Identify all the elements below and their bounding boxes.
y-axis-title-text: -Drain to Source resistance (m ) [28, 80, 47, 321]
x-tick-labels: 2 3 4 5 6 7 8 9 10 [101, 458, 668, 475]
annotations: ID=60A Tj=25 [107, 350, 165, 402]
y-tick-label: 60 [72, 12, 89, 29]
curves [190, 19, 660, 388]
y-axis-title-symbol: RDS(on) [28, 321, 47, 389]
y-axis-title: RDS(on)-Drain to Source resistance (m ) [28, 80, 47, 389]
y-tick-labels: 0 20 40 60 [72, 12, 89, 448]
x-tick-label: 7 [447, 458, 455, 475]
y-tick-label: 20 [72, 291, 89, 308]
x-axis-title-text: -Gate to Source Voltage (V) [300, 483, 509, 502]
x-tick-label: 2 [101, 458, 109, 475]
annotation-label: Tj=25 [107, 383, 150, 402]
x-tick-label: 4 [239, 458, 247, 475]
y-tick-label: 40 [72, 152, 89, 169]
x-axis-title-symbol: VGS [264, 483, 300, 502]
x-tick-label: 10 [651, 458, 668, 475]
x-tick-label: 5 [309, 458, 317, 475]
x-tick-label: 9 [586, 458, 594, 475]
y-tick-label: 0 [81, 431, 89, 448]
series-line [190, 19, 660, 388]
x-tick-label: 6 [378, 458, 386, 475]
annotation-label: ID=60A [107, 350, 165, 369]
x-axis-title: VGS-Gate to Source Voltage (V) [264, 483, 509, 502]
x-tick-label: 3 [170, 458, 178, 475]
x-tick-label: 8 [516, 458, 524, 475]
================
> [What the task asks]:
Can you write out all the items above again, swapping every "Drain to Source" for "Drain-Source" and leaving everything else unchanged?

> [Output for this task]:
Identify all the elements below and their bounding boxes.
y-axis-title-text: -Drain-Source resistance (m ) [28, 80, 47, 321]
x-tick-labels: 2 3 4 5 6 7 8 9 10 [101, 458, 668, 475]
annotations: ID=60A Tj=25 [107, 350, 165, 402]
y-tick-label: 60 [72, 12, 89, 29]
curves [190, 19, 660, 388]
y-axis-title-symbol: RDS(on) [28, 321, 47, 389]
y-axis-title: RDS(on)-Drain-Source resistance (m ) [28, 80, 47, 389]
y-tick-labels: 0 20 40 60 [72, 12, 89, 448]
x-tick-label: 7 [447, 458, 455, 475]
y-tick-label: 20 [72, 291, 89, 308]
x-axis-title-text: -Gate to Source Voltage (V) [300, 483, 509, 502]
x-tick-label: 2 [101, 458, 109, 475]
annotation-label: Tj=25 [107, 383, 150, 402]
x-tick-label: 4 [239, 458, 247, 475]
y-tick-label: 40 [72, 152, 89, 169]
x-axis-title-symbol: VGS [264, 483, 300, 502]
x-tick-label: 10 [651, 458, 668, 475]
x-tick-label: 5 [309, 458, 317, 475]
x-tick-label: 9 [586, 458, 594, 475]
y-tick-label: 0 [81, 431, 89, 448]
series-line [190, 19, 660, 388]
x-tick-label: 6 [378, 458, 386, 475]
annotation-label: ID=60A [107, 350, 165, 369]
x-axis-title: VGS-Gate to Source Voltage (V) [264, 483, 509, 502]
x-tick-label: 3 [170, 458, 178, 475]
x-tick-label: 8 [516, 458, 524, 475]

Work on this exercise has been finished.